» Penggalan Teks
– Buku ‘Mengawal Program Bantuan Pangan di Blora’ karya salah seorang jurnalis bernama Ahmad Adirin mejadi tranding dikalangan pejabat dan awak media, termasuk di Kabupaten Tuban. Bahkan buku setebal 125 halaman yang baru saja dicetak sekitar satu bulan lalu ini sudah terjual lebih dari 1000 eksemplar.

Ahmad Adirin, penulis buku ini mengaku, meski baru satu bulan dicetak, buku ini sudah terjual banyak. Bahkan saat ini sudah proses naik cetak untuk kali kedua lantaran jumlah pesanan terus meningkat.

“Ternyata antusias peminat buku ini cukup tinggi, baik dikalangan pelajar, politisi, hingga pemangku kebijakan. Sehingga ini mau cetak lagi yang kedua,” ungkap Adirin saat , Rabu (12/1/2022).

» Tugas yang Dikerjakan
(a) Menurut Adirin dalam penggalan teks, di kalangan mana saja peminat buku ini cukup tinggi? Sebutkan semuanya.
(b) Tulis ulang kata demi kata bagian penggalan teks mulai dari "Ahmad Adirin, penulis" hingga dan termasuk "pesanan terus meningkat.".

» Entri yang Diberikan
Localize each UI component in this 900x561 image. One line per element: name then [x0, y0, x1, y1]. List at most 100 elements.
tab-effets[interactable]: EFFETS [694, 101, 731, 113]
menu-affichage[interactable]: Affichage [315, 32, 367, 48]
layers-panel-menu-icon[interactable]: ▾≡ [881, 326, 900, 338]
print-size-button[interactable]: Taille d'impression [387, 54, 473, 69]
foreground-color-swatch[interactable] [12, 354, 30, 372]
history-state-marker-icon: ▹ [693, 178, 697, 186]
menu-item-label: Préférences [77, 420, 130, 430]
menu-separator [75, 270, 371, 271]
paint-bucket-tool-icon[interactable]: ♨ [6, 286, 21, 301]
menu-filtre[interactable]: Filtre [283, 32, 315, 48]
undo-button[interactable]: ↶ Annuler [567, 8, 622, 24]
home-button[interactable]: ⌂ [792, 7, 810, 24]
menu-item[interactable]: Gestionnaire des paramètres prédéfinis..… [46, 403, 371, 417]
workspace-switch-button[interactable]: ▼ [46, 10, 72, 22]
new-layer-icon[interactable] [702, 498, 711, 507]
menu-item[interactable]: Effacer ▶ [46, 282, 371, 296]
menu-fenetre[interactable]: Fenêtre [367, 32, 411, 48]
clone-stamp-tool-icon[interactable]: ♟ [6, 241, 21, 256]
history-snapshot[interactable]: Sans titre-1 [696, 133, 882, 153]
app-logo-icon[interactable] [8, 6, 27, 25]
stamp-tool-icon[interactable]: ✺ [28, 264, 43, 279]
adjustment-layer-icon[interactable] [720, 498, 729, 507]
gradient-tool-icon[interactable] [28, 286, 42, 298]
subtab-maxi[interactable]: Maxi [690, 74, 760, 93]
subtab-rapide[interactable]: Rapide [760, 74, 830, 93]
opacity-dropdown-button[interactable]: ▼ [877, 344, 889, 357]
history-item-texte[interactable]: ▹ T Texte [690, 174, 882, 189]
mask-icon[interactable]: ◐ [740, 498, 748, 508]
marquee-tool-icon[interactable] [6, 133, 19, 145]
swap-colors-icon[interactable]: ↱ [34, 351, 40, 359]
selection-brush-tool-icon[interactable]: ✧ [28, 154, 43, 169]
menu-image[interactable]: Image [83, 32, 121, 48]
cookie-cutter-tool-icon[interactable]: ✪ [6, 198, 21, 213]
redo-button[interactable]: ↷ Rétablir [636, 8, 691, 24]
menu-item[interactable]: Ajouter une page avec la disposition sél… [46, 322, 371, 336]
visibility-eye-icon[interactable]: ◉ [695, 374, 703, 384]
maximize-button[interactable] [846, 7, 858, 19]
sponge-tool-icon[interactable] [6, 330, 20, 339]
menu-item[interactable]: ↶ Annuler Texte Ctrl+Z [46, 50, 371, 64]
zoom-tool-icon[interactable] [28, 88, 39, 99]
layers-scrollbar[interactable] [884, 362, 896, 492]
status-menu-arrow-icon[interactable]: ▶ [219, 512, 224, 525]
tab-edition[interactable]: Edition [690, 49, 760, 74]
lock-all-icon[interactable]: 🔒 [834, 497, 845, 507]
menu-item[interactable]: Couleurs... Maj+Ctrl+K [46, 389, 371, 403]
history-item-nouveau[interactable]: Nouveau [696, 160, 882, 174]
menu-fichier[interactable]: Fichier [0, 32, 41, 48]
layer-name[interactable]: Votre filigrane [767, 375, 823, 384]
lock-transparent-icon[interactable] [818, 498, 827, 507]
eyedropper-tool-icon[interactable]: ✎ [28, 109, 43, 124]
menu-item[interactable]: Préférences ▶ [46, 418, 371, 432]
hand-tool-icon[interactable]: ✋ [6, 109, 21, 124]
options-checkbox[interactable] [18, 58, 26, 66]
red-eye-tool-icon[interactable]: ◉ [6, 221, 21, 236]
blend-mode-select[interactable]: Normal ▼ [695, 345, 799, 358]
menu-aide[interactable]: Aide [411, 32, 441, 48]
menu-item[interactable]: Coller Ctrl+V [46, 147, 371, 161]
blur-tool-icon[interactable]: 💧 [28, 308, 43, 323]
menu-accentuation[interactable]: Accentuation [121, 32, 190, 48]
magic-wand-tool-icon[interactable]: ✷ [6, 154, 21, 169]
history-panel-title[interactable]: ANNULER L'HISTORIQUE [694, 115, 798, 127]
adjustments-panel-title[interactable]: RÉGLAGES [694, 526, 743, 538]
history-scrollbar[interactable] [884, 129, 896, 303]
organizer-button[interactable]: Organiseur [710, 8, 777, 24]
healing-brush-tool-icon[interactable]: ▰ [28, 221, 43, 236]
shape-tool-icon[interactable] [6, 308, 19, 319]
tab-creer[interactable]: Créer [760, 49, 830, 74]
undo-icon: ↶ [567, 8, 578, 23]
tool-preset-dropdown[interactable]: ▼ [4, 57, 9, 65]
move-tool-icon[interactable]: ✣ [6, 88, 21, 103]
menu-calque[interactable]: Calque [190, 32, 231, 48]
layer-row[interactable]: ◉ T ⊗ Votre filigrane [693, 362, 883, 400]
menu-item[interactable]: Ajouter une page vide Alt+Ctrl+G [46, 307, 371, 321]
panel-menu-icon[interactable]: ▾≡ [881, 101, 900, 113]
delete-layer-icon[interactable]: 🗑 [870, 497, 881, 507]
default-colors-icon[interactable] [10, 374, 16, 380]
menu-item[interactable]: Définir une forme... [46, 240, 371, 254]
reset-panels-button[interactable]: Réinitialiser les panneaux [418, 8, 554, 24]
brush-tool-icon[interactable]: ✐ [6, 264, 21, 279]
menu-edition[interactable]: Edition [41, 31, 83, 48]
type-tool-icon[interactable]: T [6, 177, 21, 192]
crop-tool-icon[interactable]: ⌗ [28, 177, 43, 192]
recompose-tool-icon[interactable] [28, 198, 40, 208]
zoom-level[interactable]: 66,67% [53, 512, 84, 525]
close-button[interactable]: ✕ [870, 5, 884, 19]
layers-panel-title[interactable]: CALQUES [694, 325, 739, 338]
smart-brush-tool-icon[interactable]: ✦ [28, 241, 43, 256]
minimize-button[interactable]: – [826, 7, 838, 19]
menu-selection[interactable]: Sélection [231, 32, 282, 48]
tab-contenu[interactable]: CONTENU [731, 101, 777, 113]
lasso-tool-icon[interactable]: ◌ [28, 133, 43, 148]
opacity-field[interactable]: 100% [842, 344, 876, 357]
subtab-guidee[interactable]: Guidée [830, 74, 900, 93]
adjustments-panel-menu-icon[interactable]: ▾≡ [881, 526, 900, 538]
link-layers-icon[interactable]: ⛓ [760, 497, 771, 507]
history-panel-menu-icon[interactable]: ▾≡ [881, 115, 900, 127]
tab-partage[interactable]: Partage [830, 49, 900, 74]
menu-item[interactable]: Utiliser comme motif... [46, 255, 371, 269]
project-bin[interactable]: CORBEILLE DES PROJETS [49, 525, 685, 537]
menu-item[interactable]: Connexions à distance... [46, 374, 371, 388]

» Kumpulan Jawaban
(a) Pelajar, politisi, dan pemangku kebijakan.

(b)
Ahmad Adirin, penulis buku ini mengaku, meski baru satu bulan dicetak, buku ini sudah terjual banyak. Bahkan saat ini sudah proses naik cetak untuk kali kedua lantaran jumlah pesanan terus meningkat.